BEGIN EXTRACTED INFORMATION

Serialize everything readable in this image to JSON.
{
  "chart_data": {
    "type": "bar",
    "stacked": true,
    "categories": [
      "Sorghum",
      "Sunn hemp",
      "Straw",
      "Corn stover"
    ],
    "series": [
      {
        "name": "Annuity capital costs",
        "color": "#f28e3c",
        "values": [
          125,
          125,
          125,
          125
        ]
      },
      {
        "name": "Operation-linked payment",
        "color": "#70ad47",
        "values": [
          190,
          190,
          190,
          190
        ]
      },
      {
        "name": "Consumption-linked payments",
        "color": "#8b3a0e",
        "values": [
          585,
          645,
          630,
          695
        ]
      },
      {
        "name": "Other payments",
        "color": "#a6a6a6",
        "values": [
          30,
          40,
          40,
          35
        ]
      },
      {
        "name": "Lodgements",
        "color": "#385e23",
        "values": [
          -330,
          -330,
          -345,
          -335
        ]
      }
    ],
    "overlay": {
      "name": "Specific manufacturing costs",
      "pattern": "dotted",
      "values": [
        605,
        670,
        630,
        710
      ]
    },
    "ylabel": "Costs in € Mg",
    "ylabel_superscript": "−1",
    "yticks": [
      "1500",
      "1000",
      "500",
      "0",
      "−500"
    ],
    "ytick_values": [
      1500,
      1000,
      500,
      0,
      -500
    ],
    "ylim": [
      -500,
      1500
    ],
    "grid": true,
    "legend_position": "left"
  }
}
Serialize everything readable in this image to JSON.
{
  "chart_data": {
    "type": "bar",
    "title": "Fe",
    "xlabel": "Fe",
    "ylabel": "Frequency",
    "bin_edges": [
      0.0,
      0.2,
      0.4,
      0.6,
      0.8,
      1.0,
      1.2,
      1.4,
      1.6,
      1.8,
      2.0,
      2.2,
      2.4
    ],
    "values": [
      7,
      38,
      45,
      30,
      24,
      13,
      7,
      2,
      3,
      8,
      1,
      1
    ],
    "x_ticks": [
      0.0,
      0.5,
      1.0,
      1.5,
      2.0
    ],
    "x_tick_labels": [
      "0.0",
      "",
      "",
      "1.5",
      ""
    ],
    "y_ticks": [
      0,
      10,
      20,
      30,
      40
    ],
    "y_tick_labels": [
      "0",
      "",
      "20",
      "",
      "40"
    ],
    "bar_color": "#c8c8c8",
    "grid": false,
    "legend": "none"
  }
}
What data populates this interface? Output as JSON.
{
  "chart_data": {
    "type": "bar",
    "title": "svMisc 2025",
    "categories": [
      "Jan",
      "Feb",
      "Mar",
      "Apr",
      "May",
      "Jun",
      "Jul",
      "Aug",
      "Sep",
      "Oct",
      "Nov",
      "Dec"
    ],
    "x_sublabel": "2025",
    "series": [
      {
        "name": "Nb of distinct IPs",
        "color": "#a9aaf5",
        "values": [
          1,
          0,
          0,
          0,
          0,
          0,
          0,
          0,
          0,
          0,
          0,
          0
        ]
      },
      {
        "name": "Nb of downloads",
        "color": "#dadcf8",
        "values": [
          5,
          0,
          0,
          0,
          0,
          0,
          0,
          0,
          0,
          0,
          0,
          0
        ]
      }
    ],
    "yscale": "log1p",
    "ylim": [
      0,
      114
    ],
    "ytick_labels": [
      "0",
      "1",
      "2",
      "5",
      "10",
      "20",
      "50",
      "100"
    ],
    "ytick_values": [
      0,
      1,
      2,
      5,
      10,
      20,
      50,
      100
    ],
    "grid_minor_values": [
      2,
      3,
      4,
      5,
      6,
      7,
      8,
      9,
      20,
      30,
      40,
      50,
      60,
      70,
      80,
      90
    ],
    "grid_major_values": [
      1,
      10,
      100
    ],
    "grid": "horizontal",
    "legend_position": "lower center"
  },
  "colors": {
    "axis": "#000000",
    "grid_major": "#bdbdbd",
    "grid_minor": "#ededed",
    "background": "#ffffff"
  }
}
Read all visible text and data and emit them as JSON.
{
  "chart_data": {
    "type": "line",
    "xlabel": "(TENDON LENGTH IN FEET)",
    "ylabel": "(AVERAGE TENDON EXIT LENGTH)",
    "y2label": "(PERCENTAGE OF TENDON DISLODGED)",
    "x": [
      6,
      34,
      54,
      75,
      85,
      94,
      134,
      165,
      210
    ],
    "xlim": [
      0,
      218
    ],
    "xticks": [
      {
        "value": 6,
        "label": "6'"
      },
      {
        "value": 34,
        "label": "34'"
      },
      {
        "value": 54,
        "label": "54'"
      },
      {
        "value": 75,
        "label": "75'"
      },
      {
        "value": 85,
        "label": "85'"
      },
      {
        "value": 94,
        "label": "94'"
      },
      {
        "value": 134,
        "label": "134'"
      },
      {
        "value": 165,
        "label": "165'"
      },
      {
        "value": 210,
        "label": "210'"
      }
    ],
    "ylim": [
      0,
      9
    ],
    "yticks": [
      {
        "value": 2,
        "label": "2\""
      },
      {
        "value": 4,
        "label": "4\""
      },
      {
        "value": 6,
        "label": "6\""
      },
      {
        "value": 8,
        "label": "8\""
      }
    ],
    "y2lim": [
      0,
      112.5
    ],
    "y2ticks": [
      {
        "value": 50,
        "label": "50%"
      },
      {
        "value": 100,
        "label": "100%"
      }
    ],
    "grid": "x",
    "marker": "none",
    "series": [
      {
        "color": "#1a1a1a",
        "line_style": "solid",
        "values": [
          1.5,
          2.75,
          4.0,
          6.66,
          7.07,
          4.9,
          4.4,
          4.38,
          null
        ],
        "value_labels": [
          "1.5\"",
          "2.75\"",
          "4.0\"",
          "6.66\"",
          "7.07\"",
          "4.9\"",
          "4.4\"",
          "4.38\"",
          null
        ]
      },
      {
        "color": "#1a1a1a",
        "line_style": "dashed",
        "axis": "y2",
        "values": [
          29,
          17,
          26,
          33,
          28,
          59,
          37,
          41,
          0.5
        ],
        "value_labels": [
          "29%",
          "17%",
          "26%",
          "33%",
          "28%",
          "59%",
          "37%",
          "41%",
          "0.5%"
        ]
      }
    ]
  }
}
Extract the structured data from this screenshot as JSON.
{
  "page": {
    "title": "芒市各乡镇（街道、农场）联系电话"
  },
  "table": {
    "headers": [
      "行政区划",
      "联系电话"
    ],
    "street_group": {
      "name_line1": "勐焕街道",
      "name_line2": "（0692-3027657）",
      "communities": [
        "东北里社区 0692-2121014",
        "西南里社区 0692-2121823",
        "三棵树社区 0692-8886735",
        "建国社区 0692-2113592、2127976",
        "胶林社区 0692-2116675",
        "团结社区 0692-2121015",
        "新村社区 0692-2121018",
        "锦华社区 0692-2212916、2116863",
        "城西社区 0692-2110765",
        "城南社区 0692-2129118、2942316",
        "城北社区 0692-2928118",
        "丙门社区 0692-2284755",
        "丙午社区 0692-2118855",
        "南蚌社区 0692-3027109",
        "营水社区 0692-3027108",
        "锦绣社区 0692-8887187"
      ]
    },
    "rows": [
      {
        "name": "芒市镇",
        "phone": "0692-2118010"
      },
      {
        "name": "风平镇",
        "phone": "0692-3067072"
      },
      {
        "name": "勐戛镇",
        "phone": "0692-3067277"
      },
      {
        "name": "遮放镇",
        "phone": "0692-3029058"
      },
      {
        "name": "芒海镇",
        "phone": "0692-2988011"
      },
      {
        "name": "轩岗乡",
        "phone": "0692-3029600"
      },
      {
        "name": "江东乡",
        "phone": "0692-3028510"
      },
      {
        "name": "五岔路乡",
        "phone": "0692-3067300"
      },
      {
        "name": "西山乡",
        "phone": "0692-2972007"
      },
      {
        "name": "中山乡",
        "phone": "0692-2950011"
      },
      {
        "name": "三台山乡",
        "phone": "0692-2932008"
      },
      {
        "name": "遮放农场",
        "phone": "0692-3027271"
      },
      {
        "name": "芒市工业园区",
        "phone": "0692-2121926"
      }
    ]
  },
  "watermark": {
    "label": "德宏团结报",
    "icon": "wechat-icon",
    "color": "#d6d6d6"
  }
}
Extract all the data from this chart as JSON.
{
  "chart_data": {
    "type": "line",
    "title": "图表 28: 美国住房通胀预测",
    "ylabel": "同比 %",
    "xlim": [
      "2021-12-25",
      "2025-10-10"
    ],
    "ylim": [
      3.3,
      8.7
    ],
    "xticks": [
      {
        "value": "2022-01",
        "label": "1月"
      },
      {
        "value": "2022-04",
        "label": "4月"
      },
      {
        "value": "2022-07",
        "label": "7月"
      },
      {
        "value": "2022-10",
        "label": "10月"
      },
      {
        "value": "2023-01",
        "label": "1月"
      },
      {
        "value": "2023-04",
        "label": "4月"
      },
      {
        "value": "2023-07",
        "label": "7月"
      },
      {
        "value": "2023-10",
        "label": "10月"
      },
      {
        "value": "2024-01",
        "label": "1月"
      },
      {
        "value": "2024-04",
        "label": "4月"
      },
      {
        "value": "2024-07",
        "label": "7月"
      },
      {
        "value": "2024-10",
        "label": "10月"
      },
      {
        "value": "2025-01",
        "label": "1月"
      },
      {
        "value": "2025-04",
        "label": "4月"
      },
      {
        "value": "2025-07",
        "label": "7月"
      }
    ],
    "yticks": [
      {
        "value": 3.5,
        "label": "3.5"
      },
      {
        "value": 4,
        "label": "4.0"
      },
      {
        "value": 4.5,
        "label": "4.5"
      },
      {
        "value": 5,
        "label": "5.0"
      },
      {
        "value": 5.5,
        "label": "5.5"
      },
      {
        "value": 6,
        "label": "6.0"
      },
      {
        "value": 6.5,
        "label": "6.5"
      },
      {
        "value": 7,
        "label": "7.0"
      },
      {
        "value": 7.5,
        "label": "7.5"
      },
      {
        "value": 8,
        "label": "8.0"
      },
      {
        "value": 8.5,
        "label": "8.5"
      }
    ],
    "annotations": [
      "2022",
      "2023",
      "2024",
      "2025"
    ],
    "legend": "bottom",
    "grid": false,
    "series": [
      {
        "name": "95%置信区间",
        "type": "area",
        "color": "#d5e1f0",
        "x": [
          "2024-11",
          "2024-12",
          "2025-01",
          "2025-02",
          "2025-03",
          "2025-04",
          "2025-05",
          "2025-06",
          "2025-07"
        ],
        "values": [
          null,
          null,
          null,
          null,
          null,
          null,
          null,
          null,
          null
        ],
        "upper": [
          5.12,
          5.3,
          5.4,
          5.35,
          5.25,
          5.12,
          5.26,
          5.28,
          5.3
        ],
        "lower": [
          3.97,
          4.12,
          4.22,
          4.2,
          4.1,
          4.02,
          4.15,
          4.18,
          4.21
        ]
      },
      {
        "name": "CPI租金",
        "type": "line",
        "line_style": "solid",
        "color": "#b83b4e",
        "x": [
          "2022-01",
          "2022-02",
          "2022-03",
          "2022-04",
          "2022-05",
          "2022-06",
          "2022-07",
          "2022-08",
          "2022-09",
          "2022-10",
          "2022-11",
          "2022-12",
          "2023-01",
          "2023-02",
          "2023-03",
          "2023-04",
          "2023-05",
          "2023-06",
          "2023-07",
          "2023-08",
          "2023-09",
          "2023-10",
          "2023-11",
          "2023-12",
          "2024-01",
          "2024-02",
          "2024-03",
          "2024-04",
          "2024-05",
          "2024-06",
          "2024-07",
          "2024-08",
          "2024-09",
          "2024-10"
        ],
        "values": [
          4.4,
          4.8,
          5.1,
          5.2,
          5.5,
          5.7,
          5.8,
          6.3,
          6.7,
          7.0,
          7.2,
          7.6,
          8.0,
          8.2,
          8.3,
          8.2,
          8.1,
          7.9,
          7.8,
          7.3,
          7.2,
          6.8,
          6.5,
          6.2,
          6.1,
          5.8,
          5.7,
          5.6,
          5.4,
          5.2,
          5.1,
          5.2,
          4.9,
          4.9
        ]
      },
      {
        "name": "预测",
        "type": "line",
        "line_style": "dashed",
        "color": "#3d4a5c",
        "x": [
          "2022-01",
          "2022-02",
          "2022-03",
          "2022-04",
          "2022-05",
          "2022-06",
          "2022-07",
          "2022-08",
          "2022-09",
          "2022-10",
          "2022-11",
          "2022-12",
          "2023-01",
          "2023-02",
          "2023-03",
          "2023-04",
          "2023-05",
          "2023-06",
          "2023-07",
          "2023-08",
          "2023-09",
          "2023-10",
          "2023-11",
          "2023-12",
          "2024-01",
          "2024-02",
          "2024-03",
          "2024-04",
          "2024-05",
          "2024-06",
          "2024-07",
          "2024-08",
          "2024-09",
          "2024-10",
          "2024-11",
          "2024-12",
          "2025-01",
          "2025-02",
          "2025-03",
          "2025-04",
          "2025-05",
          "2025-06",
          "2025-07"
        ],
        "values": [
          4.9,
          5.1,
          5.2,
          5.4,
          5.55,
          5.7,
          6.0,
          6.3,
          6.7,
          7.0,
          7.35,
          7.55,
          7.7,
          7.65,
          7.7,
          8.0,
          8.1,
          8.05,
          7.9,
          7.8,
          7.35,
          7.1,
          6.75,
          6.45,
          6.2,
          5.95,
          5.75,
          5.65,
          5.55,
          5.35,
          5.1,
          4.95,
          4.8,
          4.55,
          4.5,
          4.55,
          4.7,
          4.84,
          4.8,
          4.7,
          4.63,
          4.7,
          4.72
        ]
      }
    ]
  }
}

END EXTRACTED INFORMATION

WHAT THE EXERCISE ASKS
Gather all lines from the records above in which "lower" appears.

EXERCISE RESULT
    "legend_position": "lower center"
        "lower": [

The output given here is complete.